Edit the items from the line with "Patent image size: (1328, 523)." to the line with "The inner housing 2 is at (245, 296)." by replacing "dual-disk" with "twin-disk", and give back only those lines with nothing else changed.

## [DATA]

+ + + +

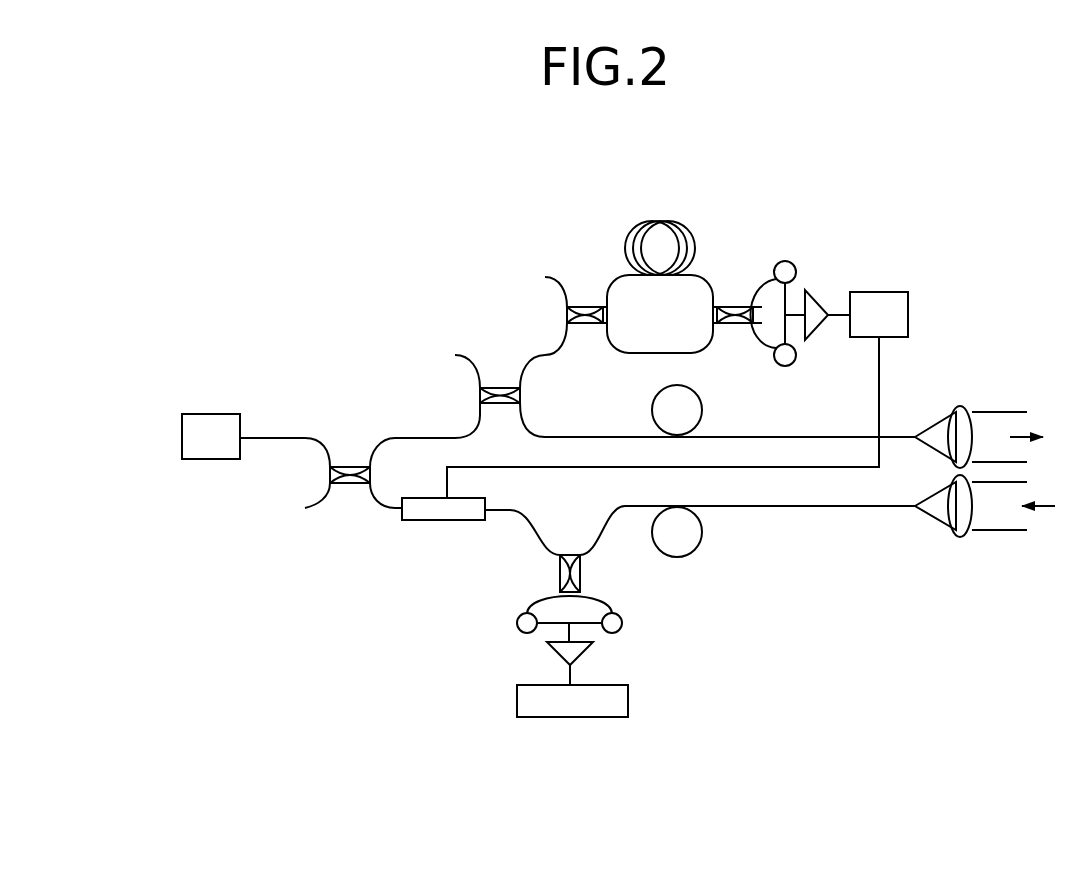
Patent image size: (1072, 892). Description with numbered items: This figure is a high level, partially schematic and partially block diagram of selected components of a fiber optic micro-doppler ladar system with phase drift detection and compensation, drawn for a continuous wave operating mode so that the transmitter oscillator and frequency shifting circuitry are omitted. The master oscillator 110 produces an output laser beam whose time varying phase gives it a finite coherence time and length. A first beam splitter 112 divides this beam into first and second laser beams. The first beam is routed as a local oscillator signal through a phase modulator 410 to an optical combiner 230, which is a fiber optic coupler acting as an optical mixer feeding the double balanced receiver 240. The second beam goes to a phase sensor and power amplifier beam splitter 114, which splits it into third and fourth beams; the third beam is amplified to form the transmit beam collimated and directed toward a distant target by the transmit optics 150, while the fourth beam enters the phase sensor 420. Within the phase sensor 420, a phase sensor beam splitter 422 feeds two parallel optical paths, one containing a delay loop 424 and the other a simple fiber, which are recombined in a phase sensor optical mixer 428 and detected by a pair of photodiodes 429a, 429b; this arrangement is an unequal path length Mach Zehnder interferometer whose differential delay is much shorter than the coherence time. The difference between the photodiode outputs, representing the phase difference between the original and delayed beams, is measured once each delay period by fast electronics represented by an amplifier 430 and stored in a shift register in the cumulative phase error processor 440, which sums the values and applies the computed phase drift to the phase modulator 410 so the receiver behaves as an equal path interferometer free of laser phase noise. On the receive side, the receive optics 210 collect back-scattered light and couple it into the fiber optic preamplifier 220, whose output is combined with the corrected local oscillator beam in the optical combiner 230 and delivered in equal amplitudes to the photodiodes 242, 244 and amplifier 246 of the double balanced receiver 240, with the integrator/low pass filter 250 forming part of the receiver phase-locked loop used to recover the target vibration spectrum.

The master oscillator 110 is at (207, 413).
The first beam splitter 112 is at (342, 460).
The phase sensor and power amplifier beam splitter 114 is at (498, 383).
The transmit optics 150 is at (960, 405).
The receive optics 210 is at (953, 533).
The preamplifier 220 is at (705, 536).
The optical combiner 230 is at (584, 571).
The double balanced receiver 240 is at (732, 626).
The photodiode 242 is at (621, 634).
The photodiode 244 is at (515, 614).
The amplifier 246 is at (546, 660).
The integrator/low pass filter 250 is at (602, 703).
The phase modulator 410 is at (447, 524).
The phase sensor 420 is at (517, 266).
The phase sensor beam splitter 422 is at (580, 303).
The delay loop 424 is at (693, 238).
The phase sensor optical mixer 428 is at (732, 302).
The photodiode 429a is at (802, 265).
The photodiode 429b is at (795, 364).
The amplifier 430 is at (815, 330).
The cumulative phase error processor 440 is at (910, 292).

+ + + +

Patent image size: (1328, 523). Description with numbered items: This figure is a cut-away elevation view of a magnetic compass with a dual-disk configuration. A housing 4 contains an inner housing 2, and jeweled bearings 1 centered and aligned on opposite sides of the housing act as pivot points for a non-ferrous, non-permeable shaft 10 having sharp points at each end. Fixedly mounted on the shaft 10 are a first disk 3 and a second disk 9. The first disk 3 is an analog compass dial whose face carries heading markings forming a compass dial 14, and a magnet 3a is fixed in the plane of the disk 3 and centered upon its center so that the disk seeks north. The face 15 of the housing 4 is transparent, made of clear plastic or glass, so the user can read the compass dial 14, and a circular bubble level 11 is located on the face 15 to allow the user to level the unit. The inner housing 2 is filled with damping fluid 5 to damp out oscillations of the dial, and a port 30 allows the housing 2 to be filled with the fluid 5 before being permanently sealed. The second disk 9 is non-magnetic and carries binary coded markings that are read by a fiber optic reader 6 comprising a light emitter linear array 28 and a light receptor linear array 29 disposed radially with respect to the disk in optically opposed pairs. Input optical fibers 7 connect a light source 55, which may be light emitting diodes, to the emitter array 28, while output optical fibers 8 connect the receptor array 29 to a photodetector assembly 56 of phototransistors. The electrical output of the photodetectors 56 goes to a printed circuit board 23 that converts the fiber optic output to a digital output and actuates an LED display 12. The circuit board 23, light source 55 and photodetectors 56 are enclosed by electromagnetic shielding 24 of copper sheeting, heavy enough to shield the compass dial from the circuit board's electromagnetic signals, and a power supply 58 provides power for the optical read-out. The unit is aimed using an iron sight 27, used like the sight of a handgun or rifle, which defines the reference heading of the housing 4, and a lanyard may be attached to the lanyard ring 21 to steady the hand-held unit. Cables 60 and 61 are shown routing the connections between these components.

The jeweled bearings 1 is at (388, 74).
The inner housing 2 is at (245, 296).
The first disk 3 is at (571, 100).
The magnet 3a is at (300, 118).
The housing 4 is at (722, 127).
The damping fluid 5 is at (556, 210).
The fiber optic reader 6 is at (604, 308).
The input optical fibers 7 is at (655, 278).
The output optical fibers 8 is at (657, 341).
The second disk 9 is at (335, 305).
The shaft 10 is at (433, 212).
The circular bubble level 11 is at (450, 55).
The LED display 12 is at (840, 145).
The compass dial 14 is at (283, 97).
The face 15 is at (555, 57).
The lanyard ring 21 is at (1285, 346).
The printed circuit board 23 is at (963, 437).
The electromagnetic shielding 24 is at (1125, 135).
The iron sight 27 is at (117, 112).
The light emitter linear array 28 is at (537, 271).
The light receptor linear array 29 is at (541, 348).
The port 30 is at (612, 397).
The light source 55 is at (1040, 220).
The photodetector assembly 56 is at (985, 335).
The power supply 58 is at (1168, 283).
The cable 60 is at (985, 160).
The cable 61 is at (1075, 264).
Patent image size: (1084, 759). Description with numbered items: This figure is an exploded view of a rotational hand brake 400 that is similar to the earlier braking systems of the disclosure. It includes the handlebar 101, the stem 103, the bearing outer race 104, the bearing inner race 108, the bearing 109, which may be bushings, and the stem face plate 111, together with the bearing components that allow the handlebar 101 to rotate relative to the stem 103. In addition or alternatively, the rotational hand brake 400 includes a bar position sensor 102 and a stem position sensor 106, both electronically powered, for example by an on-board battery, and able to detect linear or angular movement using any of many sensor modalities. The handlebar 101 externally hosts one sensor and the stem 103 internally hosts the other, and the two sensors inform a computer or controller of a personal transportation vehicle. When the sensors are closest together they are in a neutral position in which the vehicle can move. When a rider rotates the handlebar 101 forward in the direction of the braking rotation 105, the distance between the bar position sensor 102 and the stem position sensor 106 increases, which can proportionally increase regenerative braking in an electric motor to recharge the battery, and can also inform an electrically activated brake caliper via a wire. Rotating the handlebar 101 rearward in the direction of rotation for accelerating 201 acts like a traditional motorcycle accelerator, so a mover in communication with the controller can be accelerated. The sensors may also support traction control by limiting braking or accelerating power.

+ + + +

## [ANSWER TO THIS TASK]
Patent image size: (1328, 523). Description with numbered items: This figure is a cut-away elevation view of a magnetic compass with a twin-disk configuration. A housing 4 contains an inner housing 2, and jeweled bearings 1 centered and aligned on opposite sides of the housing act as pivot points for a non-ferrous, non-permeable shaft 10 having sharp points at each end. Fixedly mounted on the shaft 10 are a first disk 3 and a second disk 9. The first disk 3 is an analog compass dial whose face carries heading markings forming a compass dial 14, and a magnet 3a is fixed in the plane of the disk 3 and centered upon its center so that the disk seeks north. The face 15 of the housing 4 is transparent, made of clear plastic or glass, so the user can read the compass dial 14, and a circular bubble level 11 is located on the face 15 to allow the user to level the unit. The inner housing 2 is filled with damping fluid 5 to damp out oscillations of the dial, and a port 30 allows the housing 2 to be filled with the fluid 5 before being permanently sealed. The second disk 9 is non-magnetic and carries binary coded markings that are read by a fiber optic reader 6 comprising a light emitter linear array 28 and a light receptor linear array 29 disposed radially with respect to the disk in optically opposed pairs. Input optical fibers 7 connect a light source 55, which may be light emitting diodes, to the emitter array 28, while output optical fibers 8 connect the receptor array 29 to a photodetector assembly 56 of phototransistors. The electrical output of the photodetectors 56 goes to a printed circuit board 23 that converts the fiber optic output to a digital output and actuates an LED display 12. The circuit board 23, light source 55 and photodetectors 56 are enclosed by electromagnetic shielding 24 of copper sheeting, heavy enough to shield the compass dial from the circuit board's electromagnetic signals, and a power supply 58 provides power for the optical read-out. The unit is aimed using an iron sight 27, used like the sight of a handgun or rifle, which defines the reference heading of the housing 4, and a lanyard may be attached to the lanyard ring 21 to steady the hand-held unit. Cables 60 and 61 are shown routing the connections between these components.

The jeweled bearings 1 is at (388, 74).
The inner housing 2 is at (245, 296).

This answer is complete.